Data entries

╭──

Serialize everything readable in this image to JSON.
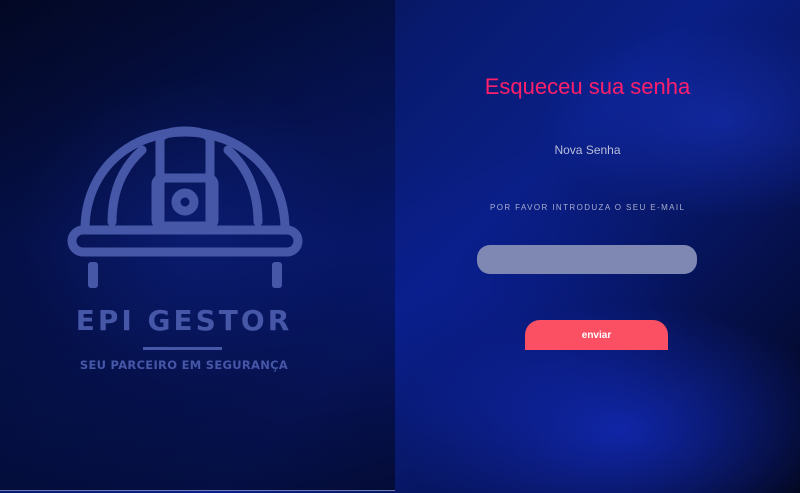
{
  "brand": {
    "logo_icon": "hard-hat-icon",
    "name": "EPI GESTOR",
    "slogan": "SEU PARCEIRO EM SEGURANÇA"
  },
  "form": {
    "title": "Esqueceu sua senha",
    "subtitle": "Nova Senha",
    "email_label": "POR FAVOR INTRODUZA O SEU E-MAIL",
    "email_value": "",
    "email_placeholder": "",
    "submit_label": "enviar"
  },
  "colors": {
    "title_accent": "#ff1f6a",
    "button": "#fb4f64",
    "input_fill": "#7f87b3",
    "logo": "#4657a8",
    "background_deep_blue": "#081a6e"
  }
}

╰──

Repeat the material above word for word and skip every image in it.

▶ **Task result**
Serialize everything readable in this image to JSON.
{
  "brand": {
    "logo_icon": "hard-hat-icon",
    "name": "EPI GESTOR",
    "slogan": "SEU PARCEIRO EM SEGURANÇA"
  },
  "form": {
    "title": "Esqueceu sua senha",
    "subtitle": "Nova Senha",
    "email_label": "POR FAVOR INTRODUZA O SEU E-MAIL",
    "email_value": "",
    "email_placeholder": "",
    "submit_label": "enviar"
  },
  "colors": {
    "title_accent": "#ff1f6a",
    "button": "#fb4f64",
    "input_fill": "#7f87b3",
    "logo": "#4657a8",
    "background_deep_blue": "#081a6e"
  }
}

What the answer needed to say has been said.